>> BEGIN Source passage
Probabilities: Consecutive numbers

On a mathematics community on Google+, Michal Nalevanko asked the question (paraphrased here, including my assumptions): Let us say there is a lottery game in which twenty numbered balls are pulled from a pool of eighty. What is the probability that three or more numbers will be consecutive? It is assumed that the numbers are sorted from least to greatest.

This is a case where it is simpler to determine the probability of the complement, and then subtract that probability from one. That is, if \(E\) is the event of having at least one set of three or more consecutive numbers, then \(\overline{E}\) is the event of having no such strings, and \[P(E) = 1 – P(\overline{E})\]

We could have one of three scenarios, involving our twenty balls: They could all be separated by at least one number, there could be one or more pairs of consecutive numbers, or there could be at least one run of three or more. The first two scenarios, taken together, represent the complement event, \(\overline{E}\); let us call them \(C_0\) and \(C_2\), for “no consecutive” and “two consecutive”, respectively. Let us call our target event \(C_{3+}\). This gives us: \[P(C_{3+}) = 1 – P(C_0) – P(C_2)\]

This is a general formula which can be applied to any case where we are pulling \(x\) balls from a pool of \(y\). We can work from the specific case, work from a simpler case (such as pulling four balls from a pool of nine), or work from the general case. Because the numbers in the given case are very large, I think it is easier to work from a simpler case and then apply the same reasoning. We can also check our answers against computer simulations. Since order doesn’t matter, we will be using combinations rather than permutations.
>> END Source passage
>> BEGIN Recorded information
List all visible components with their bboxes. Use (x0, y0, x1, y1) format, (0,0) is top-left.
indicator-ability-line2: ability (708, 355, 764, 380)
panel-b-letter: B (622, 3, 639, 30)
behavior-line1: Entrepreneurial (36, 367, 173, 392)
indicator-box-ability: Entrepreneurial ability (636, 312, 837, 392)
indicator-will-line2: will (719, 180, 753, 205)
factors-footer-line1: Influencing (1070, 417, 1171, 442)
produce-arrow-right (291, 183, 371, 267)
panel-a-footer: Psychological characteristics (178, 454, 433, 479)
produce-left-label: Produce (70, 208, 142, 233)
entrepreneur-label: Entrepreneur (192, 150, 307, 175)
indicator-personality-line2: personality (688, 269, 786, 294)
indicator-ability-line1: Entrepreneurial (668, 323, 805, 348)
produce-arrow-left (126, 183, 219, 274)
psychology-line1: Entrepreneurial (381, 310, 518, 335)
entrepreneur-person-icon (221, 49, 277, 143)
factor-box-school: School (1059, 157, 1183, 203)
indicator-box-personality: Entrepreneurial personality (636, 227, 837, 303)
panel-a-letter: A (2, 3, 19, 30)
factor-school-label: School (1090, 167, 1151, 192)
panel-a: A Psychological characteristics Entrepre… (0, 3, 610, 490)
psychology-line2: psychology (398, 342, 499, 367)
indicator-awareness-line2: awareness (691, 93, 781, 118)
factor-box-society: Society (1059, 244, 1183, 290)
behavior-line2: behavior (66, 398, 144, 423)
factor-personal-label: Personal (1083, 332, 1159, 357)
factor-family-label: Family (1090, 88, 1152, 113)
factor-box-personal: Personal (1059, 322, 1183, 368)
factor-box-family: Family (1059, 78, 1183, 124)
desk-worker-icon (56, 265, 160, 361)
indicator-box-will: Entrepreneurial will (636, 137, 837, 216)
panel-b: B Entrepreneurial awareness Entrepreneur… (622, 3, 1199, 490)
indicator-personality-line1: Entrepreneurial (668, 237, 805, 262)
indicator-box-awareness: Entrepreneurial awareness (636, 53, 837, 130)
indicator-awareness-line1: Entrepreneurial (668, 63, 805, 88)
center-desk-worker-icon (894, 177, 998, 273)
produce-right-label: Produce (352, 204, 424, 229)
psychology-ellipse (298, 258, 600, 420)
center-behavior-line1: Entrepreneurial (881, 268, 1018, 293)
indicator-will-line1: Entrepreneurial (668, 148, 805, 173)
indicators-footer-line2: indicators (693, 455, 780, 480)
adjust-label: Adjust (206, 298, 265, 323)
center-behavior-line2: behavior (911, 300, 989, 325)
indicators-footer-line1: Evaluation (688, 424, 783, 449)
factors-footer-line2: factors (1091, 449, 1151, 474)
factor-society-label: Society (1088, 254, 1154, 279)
>> END Recorded information
### To do
1. From the passage on consecutive lottery numbers, write out the part that opens with the words containing "On a mathematics" and closes with "least to greatest.".
2. In the passage on consecutive lottery numbers, how many balls does the lottery game pull, and from a pool of how many?

### Task responses
1.
On a mathematics community on Google+, Michal Nalevanko asked the question (paraphrased here, including my assumptions): Let us say there is a lottery game in which twenty numbered balls are pulled from a pool of eighty. What is the probability that three or more numbers will be consecutive? It is assumed that the numbers are sorted from least to greatest.

2. Twenty balls are pulled from a pool of eighty.